## Exercise task
Write out the entire listing below exactly as it appears, minus any pictures.
======
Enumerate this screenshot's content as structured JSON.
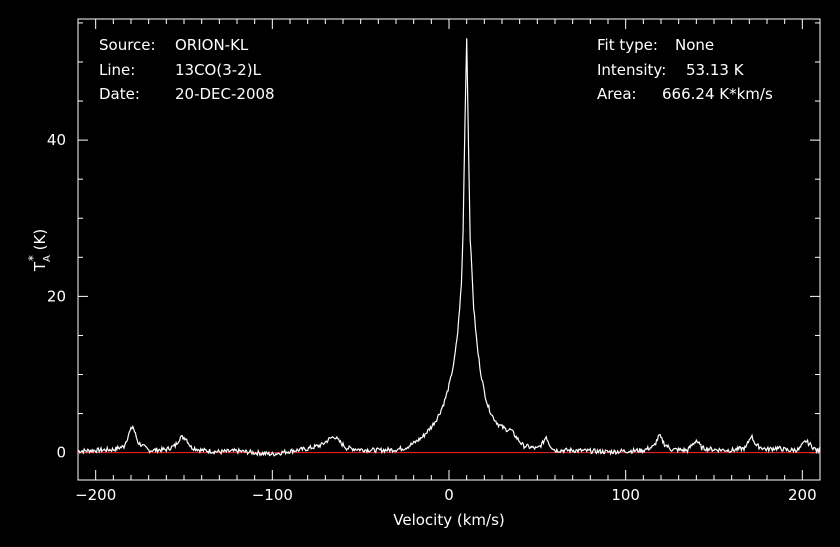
{
  "info": {
    "source_label": "Source:",
    "source_value": "ORION-KL",
    "line_label": "Line:",
    "line_value": "13CO(3-2)L",
    "date_label": "Date:",
    "date_value": "20-DEC-2008",
    "fit_label": "Fit type:",
    "fit_value": "None",
    "intensity_label": "Intensity:",
    "intensity_value": "53.13 K",
    "area_label": "Area:",
    "area_value": "666.24 K*km/s"
  },
  "colors": {
    "background": "#000000",
    "foreground": "#ffffff",
    "baseline": "#ff2020"
  },
  "chart_data": {
    "type": "line",
    "xlabel": "Velocity (km/s)",
    "ylabel_main": "T",
    "ylabel_sup": "*",
    "ylabel_sub": "A",
    "ylabel_unit": " (K)",
    "xlim": [
      -210,
      210
    ],
    "ylim": [
      -3.5,
      55.5
    ],
    "x_ticks": [
      -200,
      -100,
      0,
      100,
      200
    ],
    "x_tick_labels": [
      "−200",
      "−100",
      "0",
      "100",
      "200"
    ],
    "y_ticks": [
      0,
      20,
      40
    ],
    "y_tick_labels": [
      "0",
      "20",
      "40"
    ],
    "baseline_value": 0,
    "series": [
      {
        "x": [
          -210,
          -200,
          -190,
          -184,
          -181,
          -179,
          -176,
          -170,
          -160,
          -155,
          -152,
          -149,
          -146,
          -140,
          -130,
          -120,
          -110,
          -100,
          -90,
          -80,
          -72,
          -68,
          -65,
          -62,
          -58,
          -50,
          -40,
          -30,
          -25,
          -20,
          -15,
          -10,
          -7,
          -5,
          -3,
          -1,
          1,
          3,
          5,
          7,
          8,
          9,
          10,
          11,
          12,
          14,
          16,
          18,
          20,
          22,
          25,
          28,
          32,
          35,
          38,
          42,
          50,
          53,
          55,
          57,
          60,
          70,
          80,
          90,
          100,
          110,
          116,
          119,
          122,
          126,
          135,
          140,
          143,
          150,
          160,
          168,
          171,
          174,
          180,
          185,
          188,
          192,
          198,
          202,
          205,
          208,
          210
        ],
        "y": [
          0.2,
          0.3,
          0.4,
          0.8,
          2.5,
          3.4,
          1.3,
          0.3,
          0.4,
          0.9,
          2.0,
          1.9,
          0.7,
          0.3,
          0.1,
          0.2,
          0.0,
          -0.2,
          0.2,
          0.5,
          1.0,
          1.7,
          2.1,
          1.4,
          0.6,
          0.4,
          0.3,
          0.4,
          0.6,
          1.2,
          2.0,
          3.3,
          4.3,
          5.2,
          6.3,
          7.7,
          9.5,
          11.8,
          15.5,
          21.5,
          28.5,
          42.0,
          53.1,
          40.0,
          27.5,
          18.5,
          13.5,
          10.2,
          7.8,
          6.0,
          4.5,
          3.6,
          3.0,
          2.9,
          2.0,
          0.9,
          0.5,
          1.2,
          2.1,
          1.0,
          0.3,
          0.3,
          0.2,
          0.1,
          0.2,
          0.3,
          0.8,
          2.2,
          1.1,
          0.4,
          0.3,
          1.6,
          0.6,
          0.4,
          0.3,
          0.6,
          2.2,
          0.9,
          0.4,
          0.6,
          0.5,
          0.3,
          0.4,
          1.5,
          0.9,
          0.3,
          0.2
        ]
      }
    ]
  }
}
======
## Task solution
Enumerate this screenshot's content as structured JSON.
{
  "info": {
    "source_label": "Source:",
    "source_value": "ORION-KL",
    "line_label": "Line:",
    "line_value": "13CO(3-2)L",
    "date_label": "Date:",
    "date_value": "20-DEC-2008",
    "fit_label": "Fit type:",
    "fit_value": "None",
    "intensity_label": "Intensity:",
    "intensity_value": "53.13 K",
    "area_label": "Area:",
    "area_value": "666.24 K*km/s"
  },
  "colors": {
    "background": "#000000",
    "foreground": "#ffffff",
    "baseline": "#ff2020"
  },
  "chart_data": {
    "type": "line",
    "xlabel": "Velocity (km/s)",
    "ylabel_main": "T",
    "ylabel_sup": "*",
    "ylabel_sub": "A",
    "ylabel_unit": " (K)",
    "xlim": [
      -210,
      210
    ],
    "ylim": [
      -3.5,
      55.5
    ],
    "x_ticks": [
      -200,
      -100,
      0,
      100,
      200
    ],
    "x_tick_labels": [
      "−200",
      "−100",
      "0",
      "100",
      "200"
    ],
    "y_ticks": [
      0,
      20,
      40
    ],
    "y_tick_labels": [
      "0",
      "20",
      "40"
    ],
    "baseline_value": 0,
    "series": [
      {
        "x": [
          -210,
          -200,
          -190,
          -184,
          -181,
          -179,
          -176,
          -170,
          -160,
          -155,
          -152,
          -149,
          -146,
          -140,
          -130,
          -120,
          -110,
          -100,
          -90,
          -80,
          -72,
          -68,
          -65,
          -62,
          -58,
          -50,
          -40,
          -30,
          -25,
          -20,
          -15,
          -10,
          -7,
          -5,
          -3,
          -1,
          1,
          3,
          5,
          7,
          8,
          9,
          10,
          11,
          12,
          14,
          16,
          18,
          20,
          22,
          25,
          28,
          32,
          35,
          38,
          42,
          50,
          53,
          55,
          57,
          60,
          70,
          80,
          90,
          100,
          110,
          116,
          119,
          122,
          126,
          135,
          140,
          143,
          150,
          160,
          168,
          171,
          174,
          180,
          185,
          188,
          192,
          198,
          202,
          205,
          208,
          210
        ],
        "y": [
          0.2,
          0.3,
          0.4,
          0.8,
          2.5,
          3.4,
          1.3,
          0.3,
          0.4,
          0.9,
          2.0,
          1.9,
          0.7,
          0.3,
          0.1,
          0.2,
          0.0,
          -0.2,
          0.2,
          0.5,
          1.0,
          1.7,
          2.1,
          1.4,
          0.6,
          0.4,
          0.3,
          0.4,
          0.6,
          1.2,
          2.0,
          3.3,
          4.3,
          5.2,
          6.3,
          7.7,
          9.5,
          11.8,
          15.5,
          21.5,
          28.5,
          42.0,
          53.1,
          40.0,
          27.5,
          18.5,
          13.5,
          10.2,
          7.8,
          6.0,
          4.5,
          3.6,
          3.0,
          2.9,
          2.0,
          0.9,
          0.5,
          1.2,
          2.1,
          1.0,
          0.3,
          0.3,
          0.2,
          0.1,
          0.2,
          0.3,
          0.8,
          2.2,
          1.1,
          0.4,
          0.3,
          1.6,
          0.6,
          0.4,
          0.3,
          0.6,
          2.2,
          0.9,
          0.4,
          0.6,
          0.5,
          0.3,
          0.4,
          1.5,
          0.9,
          0.3,
          0.2
        ]
      }
    ]
  }
}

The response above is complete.